Extracted data entries
┌────────

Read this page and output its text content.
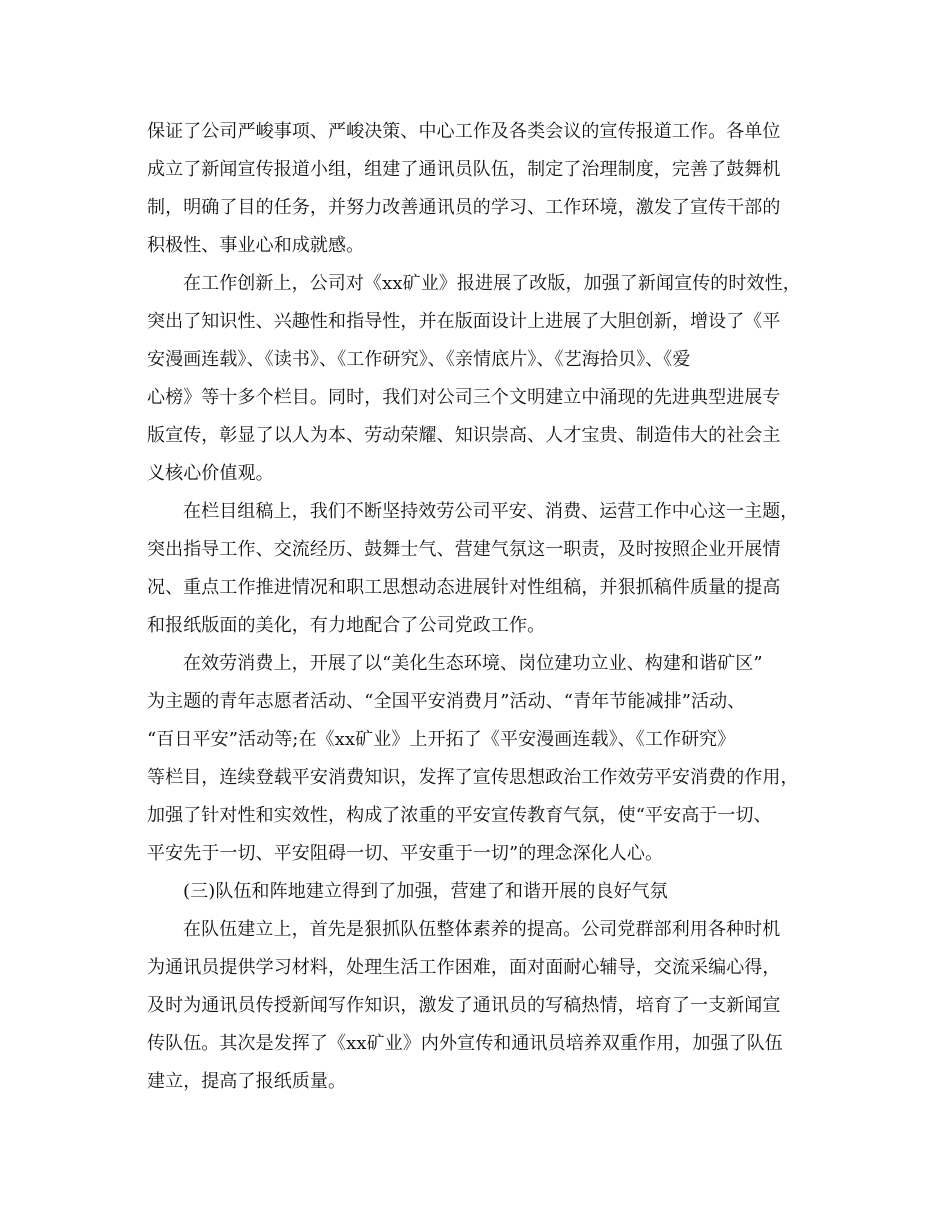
保证了公司严峻事项、严峻决策、中心工作及各类会议的宣传报道工作。各单位
成立了新闻宣传报道小组，组建了通讯员队伍，制定了治理制度，完善了鼓舞机
制，明确了目的任务，并努力改善通讯员的学习、工作环境，激发了宣传干部的
积极性、事业心和成就感。
在工作创新上，公司对《xx矿业》报进展了改版，加强了新闻宣传的时效性，
突出了知识性、兴趣性和指导性，并在版面设计上进展了大胆创新，增设了《平
安漫画连载》、《读书》、《工作研究》、《亲情底片》、《艺海拾贝》、《爱
心榜》等十多个栏目。同时，我们对公司三个文明建立中涌现的先进典型进展专
版宣传，彰显了以人为本、劳动荣耀、知识崇高、人才宝贵、制造伟大的社会主
义核心价值观。
在栏目组稿上，我们不断坚持效劳公司平安、消费、运营工作中心这一主题，
突出指导工作、交流经历、鼓舞士气、营建气氛这一职责，及时按照企业开展情
况、重点工作推进情况和职工思想动态进展针对性组稿，并狠抓稿件质量的提高
和报纸版面的美化，有力地配合了公司党政工作。
在效劳消费上，开展了以“美化生态环境、岗位建功立业、构建和谐矿区”
为主题的青年志愿者活动、“全国平安消费月”活动、“青年节能减排”活动、
“百日平安”活动等;在《xx矿业》上开拓了《平安漫画连载》、《工作研究》
等栏目，连续登载平安消费知识，发挥了宣传思想政治工作效劳平安消费的作用，
加强了针对性和实效性，构成了浓重的平安宣传教育气氛，使“平安高于一切、
平安先于一切、平安阻碍一切、平安重于一切”的理念深化人心。
(三)队伍和阵地建立得到了加强，营建了和谐开展的良好气氛
在队伍建立上，首先是狠抓队伍整体素养的提高。公司党群部利用各种时机
为通讯员提供学习材料，处理生活工作困难，面对面耐心辅导，交流采编心得，
及时为通讯员传授新闻写作知识，激发了通讯员的写稿热情，培育了一支新闻宣
传队伍。其次是发挥了《xx矿业》内外宣传和通讯员培养双重作用，加强了队伍
建立，提高了报纸质量。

└────────

» Challenge
Output, exactly, all the records above; include no pictures.

» Solution to this task
Read this page and output its text content.
保证了公司严峻事项、严峻决策、中心工作及各类会议的宣传报道工作。各单位
成立了新闻宣传报道小组，组建了通讯员队伍，制定了治理制度，完善了鼓舞机
制，明确了目的任务，并努力改善通讯员的学习、工作环境，激发了宣传干部的
积极性、事业心和成就感。
在工作创新上，公司对《xx矿业》报进展了改版，加强了新闻宣传的时效性，
突出了知识性、兴趣性和指导性，并在版面设计上进展了大胆创新，增设了《平
安漫画连载》、《读书》、《工作研究》、《亲情底片》、《艺海拾贝》、《爱
心榜》等十多个栏目。同时，我们对公司三个文明建立中涌现的先进典型进展专
版宣传，彰显了以人为本、劳动荣耀、知识崇高、人才宝贵、制造伟大的社会主
义核心价值观。
在栏目组稿上，我们不断坚持效劳公司平安、消费、运营工作中心这一主题，
突出指导工作、交流经历、鼓舞士气、营建气氛这一职责，及时按照企业开展情
况、重点工作推进情况和职工思想动态进展针对性组稿，并狠抓稿件质量的提高
和报纸版面的美化，有力地配合了公司党政工作。
在效劳消费上，开展了以“美化生态环境、岗位建功立业、构建和谐矿区”
为主题的青年志愿者活动、“全国平安消费月”活动、“青年节能减排”活动、
“百日平安”活动等;在《xx矿业》上开拓了《平安漫画连载》、《工作研究》
等栏目，连续登载平安消费知识，发挥了宣传思想政治工作效劳平安消费的作用，
加强了针对性和实效性，构成了浓重的平安宣传教育气氛，使“平安高于一切、
平安先于一切、平安阻碍一切、平安重于一切”的理念深化人心。
(三)队伍和阵地建立得到了加强，营建了和谐开展的良好气氛
在队伍建立上，首先是狠抓队伍整体素养的提高。公司党群部利用各种时机
为通讯员提供学习材料，处理生活工作困难，面对面耐心辅导，交流采编心得，
及时为通讯员传授新闻写作知识，激发了通讯员的写稿热情，培育了一支新闻宣
传队伍。其次是发挥了《xx矿业》内外宣传和通讯员培养双重作用，加强了队伍
建立，提高了报纸质量。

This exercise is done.